Dataset extract
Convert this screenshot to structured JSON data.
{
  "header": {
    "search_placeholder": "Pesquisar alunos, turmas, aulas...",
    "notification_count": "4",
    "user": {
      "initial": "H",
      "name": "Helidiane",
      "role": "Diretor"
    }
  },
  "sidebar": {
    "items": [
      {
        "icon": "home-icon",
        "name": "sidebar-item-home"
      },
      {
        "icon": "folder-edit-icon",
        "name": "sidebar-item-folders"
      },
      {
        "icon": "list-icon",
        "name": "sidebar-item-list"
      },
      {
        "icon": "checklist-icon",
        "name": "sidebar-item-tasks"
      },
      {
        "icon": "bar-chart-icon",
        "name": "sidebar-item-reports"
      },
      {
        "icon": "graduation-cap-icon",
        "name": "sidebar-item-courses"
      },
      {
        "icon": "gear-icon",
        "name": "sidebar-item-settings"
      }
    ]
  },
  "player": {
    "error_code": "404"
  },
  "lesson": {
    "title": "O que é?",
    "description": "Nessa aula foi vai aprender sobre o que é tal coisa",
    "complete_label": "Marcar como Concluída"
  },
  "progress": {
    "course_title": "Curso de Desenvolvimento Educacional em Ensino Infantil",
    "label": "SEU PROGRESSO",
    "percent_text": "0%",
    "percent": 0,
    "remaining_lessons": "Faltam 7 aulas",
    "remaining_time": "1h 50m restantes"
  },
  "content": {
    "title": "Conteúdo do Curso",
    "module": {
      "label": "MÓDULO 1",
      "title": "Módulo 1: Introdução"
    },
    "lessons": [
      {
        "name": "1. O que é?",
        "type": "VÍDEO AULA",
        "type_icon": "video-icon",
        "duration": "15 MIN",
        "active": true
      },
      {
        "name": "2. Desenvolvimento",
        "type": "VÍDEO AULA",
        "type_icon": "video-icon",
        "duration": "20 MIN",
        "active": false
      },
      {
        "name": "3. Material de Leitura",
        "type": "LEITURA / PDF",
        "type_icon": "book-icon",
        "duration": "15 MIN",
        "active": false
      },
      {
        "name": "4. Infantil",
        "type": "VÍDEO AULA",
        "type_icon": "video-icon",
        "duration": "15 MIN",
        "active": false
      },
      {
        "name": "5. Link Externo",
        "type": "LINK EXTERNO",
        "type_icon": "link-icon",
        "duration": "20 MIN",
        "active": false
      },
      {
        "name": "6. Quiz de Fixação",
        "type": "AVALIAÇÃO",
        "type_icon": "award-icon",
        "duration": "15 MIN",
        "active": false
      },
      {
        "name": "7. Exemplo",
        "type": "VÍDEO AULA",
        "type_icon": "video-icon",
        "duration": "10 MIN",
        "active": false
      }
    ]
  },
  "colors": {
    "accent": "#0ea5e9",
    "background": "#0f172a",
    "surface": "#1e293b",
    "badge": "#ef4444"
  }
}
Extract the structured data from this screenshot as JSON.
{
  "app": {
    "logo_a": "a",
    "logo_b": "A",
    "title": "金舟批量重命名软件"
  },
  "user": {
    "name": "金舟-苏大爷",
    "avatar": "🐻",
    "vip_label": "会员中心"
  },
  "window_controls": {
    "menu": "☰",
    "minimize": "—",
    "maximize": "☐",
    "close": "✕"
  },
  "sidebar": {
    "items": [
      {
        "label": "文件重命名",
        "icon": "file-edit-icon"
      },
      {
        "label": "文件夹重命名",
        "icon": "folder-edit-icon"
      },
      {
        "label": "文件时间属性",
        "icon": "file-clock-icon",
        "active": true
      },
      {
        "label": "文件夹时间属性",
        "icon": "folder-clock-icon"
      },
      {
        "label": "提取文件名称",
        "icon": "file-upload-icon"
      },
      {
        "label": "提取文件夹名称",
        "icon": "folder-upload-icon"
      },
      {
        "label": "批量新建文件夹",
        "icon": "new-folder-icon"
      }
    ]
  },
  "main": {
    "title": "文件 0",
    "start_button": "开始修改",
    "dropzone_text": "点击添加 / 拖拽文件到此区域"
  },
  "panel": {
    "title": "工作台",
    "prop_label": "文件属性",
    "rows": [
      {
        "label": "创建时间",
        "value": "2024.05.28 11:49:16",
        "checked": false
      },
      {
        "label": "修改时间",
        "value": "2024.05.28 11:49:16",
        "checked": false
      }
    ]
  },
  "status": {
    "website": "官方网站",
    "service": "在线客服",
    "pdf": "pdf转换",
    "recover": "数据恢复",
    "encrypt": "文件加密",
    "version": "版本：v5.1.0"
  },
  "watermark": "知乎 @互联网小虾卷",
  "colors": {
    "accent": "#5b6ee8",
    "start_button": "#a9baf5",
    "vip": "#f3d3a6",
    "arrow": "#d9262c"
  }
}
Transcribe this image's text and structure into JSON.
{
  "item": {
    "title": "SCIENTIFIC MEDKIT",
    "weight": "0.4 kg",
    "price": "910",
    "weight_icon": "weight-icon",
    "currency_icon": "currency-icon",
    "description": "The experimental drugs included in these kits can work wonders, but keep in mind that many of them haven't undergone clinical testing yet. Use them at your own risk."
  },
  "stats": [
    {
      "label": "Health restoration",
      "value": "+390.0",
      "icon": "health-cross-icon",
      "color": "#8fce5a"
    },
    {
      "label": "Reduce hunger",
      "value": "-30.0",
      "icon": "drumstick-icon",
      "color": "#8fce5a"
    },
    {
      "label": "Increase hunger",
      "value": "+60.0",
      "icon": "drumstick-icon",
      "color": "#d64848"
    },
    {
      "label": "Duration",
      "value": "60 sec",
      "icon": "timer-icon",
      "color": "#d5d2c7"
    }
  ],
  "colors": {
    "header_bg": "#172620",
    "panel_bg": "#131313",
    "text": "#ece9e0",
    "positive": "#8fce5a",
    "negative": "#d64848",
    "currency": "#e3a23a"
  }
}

Exercise description
Quote every entry exactly.

Solution to this task
Convert this screenshot to structured JSON data.
{
  "header": {
    "search_placeholder": "Pesquisar alunos, turmas, aulas...",
    "notification_count": "4",
    "user": {
      "initial": "H",
      "name": "Helidiane",
      "role": "Diretor"
    }
  },
  "sidebar": {
    "items": [
      {
        "icon": "home-icon",
        "name": "sidebar-item-home"
      },
      {
        "icon": "folder-edit-icon",
        "name": "sidebar-item-folders"
      },
      {
        "icon": "list-icon",
        "name": "sidebar-item-list"
      },
      {
        "icon": "checklist-icon",
        "name": "sidebar-item-tasks"
      },
      {
        "icon": "bar-chart-icon",
        "name": "sidebar-item-reports"
      },
      {
        "icon": "graduation-cap-icon",
        "name": "sidebar-item-courses"
      },
      {
        "icon": "gear-icon",
        "name": "sidebar-item-settings"
      }
    ]
  },
  "player": {
    "error_code": "404"
  },
  "lesson": {
    "title": "O que é?",
    "description": "Nessa aula foi vai aprender sobre o que é tal coisa",
    "complete_label": "Marcar como Concluída"
  },
  "progress": {
    "course_title": "Curso de Desenvolvimento Educacional em Ensino Infantil",
    "label": "SEU PROGRESSO",
    "percent_text": "0%",
    "percent": 0,
    "remaining_lessons": "Faltam 7 aulas",
    "remaining_time": "1h 50m restantes"
  },
  "content": {
    "title": "Conteúdo do Curso",
    "module": {
      "label": "MÓDULO 1",
      "title": "Módulo 1: Introdução"
    },
    "lessons": [
      {
        "name": "1. O que é?",
        "type": "VÍDEO AULA",
        "type_icon": "video-icon",
        "duration": "15 MIN",
        "active": true
      },
      {
        "name": "2. Desenvolvimento",
        "type": "VÍDEO AULA",
        "type_icon": "video-icon",
        "duration": "20 MIN",
        "active": false
      },
      {
        "name": "3. Material de Leitura",
        "type": "LEITURA / PDF",
        "type_icon": "book-icon",
        "duration": "15 MIN",
        "active": false
      },
      {
        "name": "4. Infantil",
        "type": "VÍDEO AULA",
        "type_icon": "video-icon",
        "duration": "15 MIN",
        "active": false
      },
      {
        "name": "5. Link Externo",
        "type": "LINK EXTERNO",
        "type_icon": "link-icon",
        "duration": "20 MIN",
        "active": false
      },
      {
        "name": "6. Quiz de Fixação",
        "type": "AVALIAÇÃO",
        "type_icon": "award-icon",
        "duration": "15 MIN",
        "active": false
      },
      {
        "name": "7. Exemplo",
        "type": "VÍDEO AULA",
        "type_icon": "video-icon",
        "duration": "10 MIN",
        "active": false
      }
    ]
  },
  "colors": {
    "accent": "#0ea5e9",
    "background": "#0f172a",
    "surface": "#1e293b",
    "badge": "#ef4444"
  }
}
Extract the structured data from this screenshot as JSON.
{
  "app": {
    "logo_a": "a",
    "logo_b": "A",
    "title": "金舟批量重命名软件"
  },
  "user": {
    "name": "金舟-苏大爷",
    "avatar": "🐻",
    "vip_label": "会员中心"
  },
  "window_controls": {
    "menu": "☰",
    "minimize": "—",
    "maximize": "☐",
    "close": "✕"
  },
  "sidebar": {
    "items": [
      {
        "label": "文件重命名",
        "icon": "file-edit-icon"
      },
      {
        "label": "文件夹重命名",
        "icon": "folder-edit-icon"
      },
      {
        "label": "文件时间属性",
        "icon": "file-clock-icon",
        "active": true
      },
      {
        "label": "文件夹时间属性",
        "icon": "folder-clock-icon"
      },
      {
        "label": "提取文件名称",
        "icon": "file-upload-icon"
      },
      {
        "label": "提取文件夹名称",
        "icon": "folder-upload-icon"
      },
      {
        "label": "批量新建文件夹",
        "icon": "new-folder-icon"
      }
    ]
  },
  "main": {
    "title": "文件 0",
    "start_button": "开始修改",
    "dropzone_text": "点击添加 / 拖拽文件到此区域"
  },
  "panel": {
    "title": "工作台",
    "prop_label": "文件属性",
    "rows": [
      {
        "label": "创建时间",
        "value": "2024.05.28 11:49:16",
        "checked": false
      },
      {
        "label": "修改时间",
        "value": "2024.05.28 11:49:16",
        "checked": false
      }
    ]
  },
  "status": {
    "website": "官方网站",
    "service": "在线客服",
    "pdf": "pdf转换",
    "recover": "数据恢复",
    "encrypt": "文件加密",
    "version": "版本：v5.1.0"
  },
  "watermark": "知乎 @互联网小虾卷",
  "colors": {
    "accent": "#5b6ee8",
    "start_button": "#a9baf5",
    "vip": "#f3d3a6",
    "arrow": "#d9262c"
  }
}
Transcribe this image's text and structure into JSON.
{
  "item": {
    "title": "SCIENTIFIC MEDKIT",
    "weight": "0.4 kg",
    "price": "910",
    "weight_icon": "weight-icon",
    "currency_icon": "currency-icon",
    "description": "The experimental drugs included in these kits can work wonders, but keep in mind that many of them haven't undergone clinical testing yet. Use them at your own risk."
  },
  "stats": [
    {
      "label": "Health restoration",
      "value": "+390.0",
      "icon": "health-cross-icon",
      "color": "#8fce5a"
    },
    {
      "label": "Reduce hunger",
      "value": "-30.0",
      "icon": "drumstick-icon",
      "color": "#8fce5a"
    },
    {
      "label": "Increase hunger",
      "value": "+60.0",
      "icon": "drumstick-icon",
      "color": "#d64848"
    },
    {
      "label": "Duration",
      "value": "60 sec",
      "icon": "timer-icon",
      "color": "#d5d2c7"
    }
  ],
  "colors": {
    "header_bg": "#172620",
    "panel_bg": "#131313",
    "text": "#ece9e0",
    "positive": "#8fce5a",
    "negative": "#d64848",
    "currency": "#e3a23a"
  }
}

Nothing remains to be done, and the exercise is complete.